__Your task__:
From the records below, extract all the text exactly and leave the images behind.

__Records for this task__:
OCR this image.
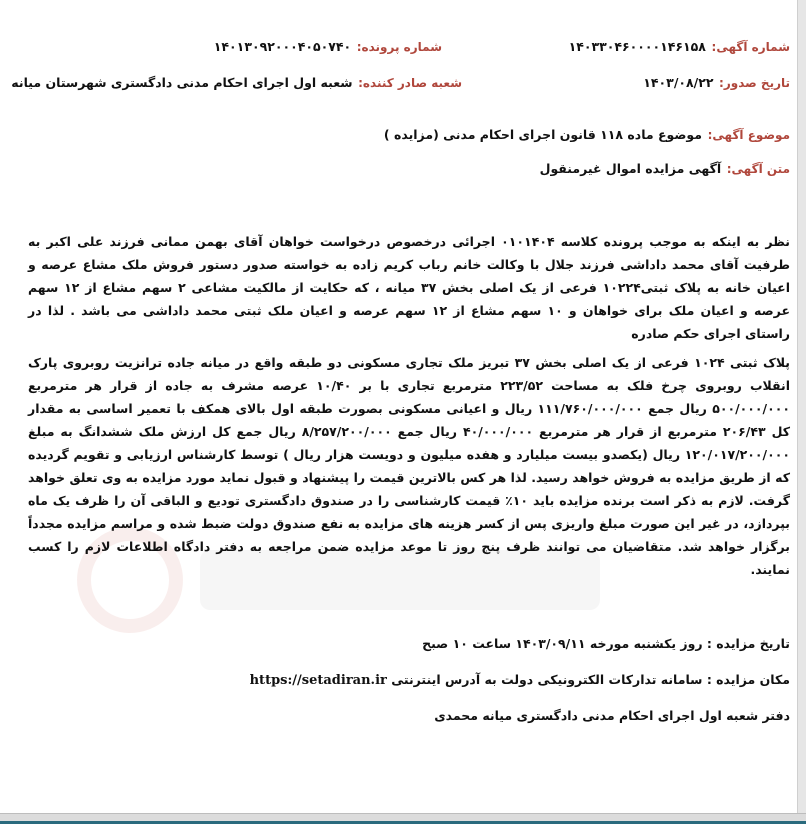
شماره آگهی: ۱۴۰۳۳۰۴۶۰۰۰۰۱۴۶۱۵۸
شماره پرونده: ۱۴۰۱۳۰۹۲۰۰۰۴۰۵۰۷۴۰
تاریخ صدور: ۱۴۰۳/۰۸/۲۲
شعبه صادر کننده: شعبه اول اجرای احکام مدنی دادگستری شهرستان میانه
موضوع آگهی: موضوع ماده ۱۱۸ قانون اجرای احکام مدنی (مزایده )
متن آگهی: آگهی مزایده اموال غیرمنقول

نظر به اینکه به موجب پرونده کلاسه ۰۱۰۱۴۰۴ اجرائی درخصوص درخواست خواهان آقای بهمن ممانی فرزند علی اکبر به طرفیت آقای محمد داداشی فرزند جلال با وکالت خانم رباب کریم زاده به خواسته صدور دستور فروش ملک مشاع عرصه و اعیان خانه به پلاک ثبتی۱۰۲۲۴ فرعی از یک اصلی بخش ۳۷ میانه ، که حکایت از مالکیت مشاعی ۲ سهم مشاع از ۱۲ سهم عرصه و اعیان ملک برای خواهان و ۱۰ سهم مشاع از ۱۲ سهم عرصه و اعیان ملک ثبتی محمد داداشی می باشد . لذا در راستای اجرای حکم صادره

پلاک ثبتی ۱۰۲۴ فرعی از یک اصلی بخش ۳۷ تبریز ملک تجاری مسکونی دو طبقه واقع در میانه جاده ترانزیت روبروی پارک انقلاب روبروی چرخ فلک به مساحت ۲۲۳/۵۲ مترمربع تجاری با بر ۱۰/۴۰ عرصه مشرف به جاده از قرار هر مترمربع ۵۰۰/۰۰۰/۰۰۰ ریال جمع ۱۱۱/۷۶۰/۰۰۰/۰۰۰ ریال و اعیانی مسکونی بصورت طبقه اول بالای همکف با تعمیر اساسی به مقدار کل ۲۰۶/۴۳ مترمربع از قرار هر مترمربع ۴۰/۰۰۰/۰۰۰ ریال جمع ۸/۲۵۷/۲۰۰/۰۰۰ ریال جمع کل ارزش ملک ششدانگ به مبلغ ۱۲۰/۰۱۷/۲۰۰/۰۰۰ ریال (یکصدو بیست میلیارد و هفده میلیون و دویست هزار ریال ) توسط کارشناس ارزیابی و تقویم گردیده که از طریق مزایده به فروش خواهد رسید. لذا هر کس بالاترین قیمت را پیشنهاد و قبول نماید مورد مزایده به وی تعلق خواهد گرفت. لازم به ذکر است برنده مزایده باید ۱۰٪ قیمت کارشناسی را در صندوق دادگستری تودیع و الباقی آن را ظرف یک ماه بپردازد، در غیر این صورت مبلغ واریزی پس از کسر هزینه های مزایده به نفع صندوق دولت ضبط شده و مراسم مزایده مجدداً برگزار خواهد شد. متقاضیان می توانند ظرف پنج روز تا موعد مزایده ضمن مراجعه به دفتر دادگاه اطلاعات لازم را کسب نمایند.

تاریخ مزایده : روز یکشنبه مورخه ۱۴۰۳/۰۹/۱۱ ساعت ۱۰ صبح
مکان مزایده : سامانه تدارکات الکترونیکی دولت به آدرس اینترنتی https://setadiran.ir
دفتر شعبه اول اجرای احکام مدنی دادگستری میانه محمدی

__Answer in full__:
OCR this image.
شماره آگهی: ۱۴۰۳۳۰۴۶۰۰۰۰۱۴۶۱۵۸
شماره پرونده: ۱۴۰۱۳۰۹۲۰۰۰۴۰۵۰۷۴۰
تاریخ صدور: ۱۴۰۳/۰۸/۲۲
شعبه صادر کننده: شعبه اول اجرای احکام مدنی دادگستری شهرستان میانه
موضوع آگهی: موضوع ماده ۱۱۸ قانون اجرای احکام مدنی (مزایده )
متن آگهی: آگهی مزایده اموال غیرمنقول

نظر به اینکه به موجب پرونده کلاسه ۰۱۰۱۴۰۴ اجرائی درخصوص درخواست خواهان آقای بهمن ممانی فرزند علی اکبر به طرفیت آقای محمد داداشی فرزند جلال با وکالت خانم رباب کریم زاده به خواسته صدور دستور فروش ملک مشاع عرصه و اعیان خانه به پلاک ثبتی۱۰۲۲۴ فرعی از یک اصلی بخش ۳۷ میانه ، که حکایت از مالکیت مشاعی ۲ سهم مشاع از ۱۲ سهم عرصه و اعیان ملک برای خواهان و ۱۰ سهم مشاع از ۱۲ سهم عرصه و اعیان ملک ثبتی محمد داداشی می باشد . لذا در راستای اجرای حکم صادره

پلاک ثبتی ۱۰۲۴ فرعی از یک اصلی بخش ۳۷ تبریز ملک تجاری مسکونی دو طبقه واقع در میانه جاده ترانزیت روبروی پارک انقلاب روبروی چرخ فلک به مساحت ۲۲۳/۵۲ مترمربع تجاری با بر ۱۰/۴۰ عرصه مشرف به جاده از قرار هر مترمربع ۵۰۰/۰۰۰/۰۰۰ ریال جمع ۱۱۱/۷۶۰/۰۰۰/۰۰۰ ریال و اعیانی مسکونی بصورت طبقه اول بالای همکف با تعمیر اساسی به مقدار کل ۲۰۶/۴۳ مترمربع از قرار هر مترمربع ۴۰/۰۰۰/۰۰۰ ریال جمع ۸/۲۵۷/۲۰۰/۰۰۰ ریال جمع کل ارزش ملک ششدانگ به مبلغ ۱۲۰/۰۱۷/۲۰۰/۰۰۰ ریال (یکصدو بیست میلیارد و هفده میلیون و دویست هزار ریال ) توسط کارشناس ارزیابی و تقویم گردیده که از طریق مزایده به فروش خواهد رسید. لذا هر کس بالاترین قیمت را پیشنهاد و قبول نماید مورد مزایده به وی تعلق خواهد گرفت. لازم به ذکر است برنده مزایده باید ۱۰٪ قیمت کارشناسی را در صندوق دادگستری تودیع و الباقی آن را ظرف یک ماه بپردازد، در غیر این صورت مبلغ واریزی پس از کسر هزینه های مزایده به نفع صندوق دولت ضبط شده و مراسم مزایده مجدداً برگزار خواهد شد. متقاضیان می توانند ظرف پنج روز تا موعد مزایده ضمن مراجعه به دفتر دادگاه اطلاعات لازم را کسب نمایند.

تاریخ مزایده : روز یکشنبه مورخه ۱۴۰۳/۰۹/۱۱ ساعت ۱۰ صبح
مکان مزایده : سامانه تدارکات الکترونیکی دولت به آدرس اینترنتی https://setadiran.ir
دفتر شعبه اول اجرای احکام مدنی دادگستری میانه محمدی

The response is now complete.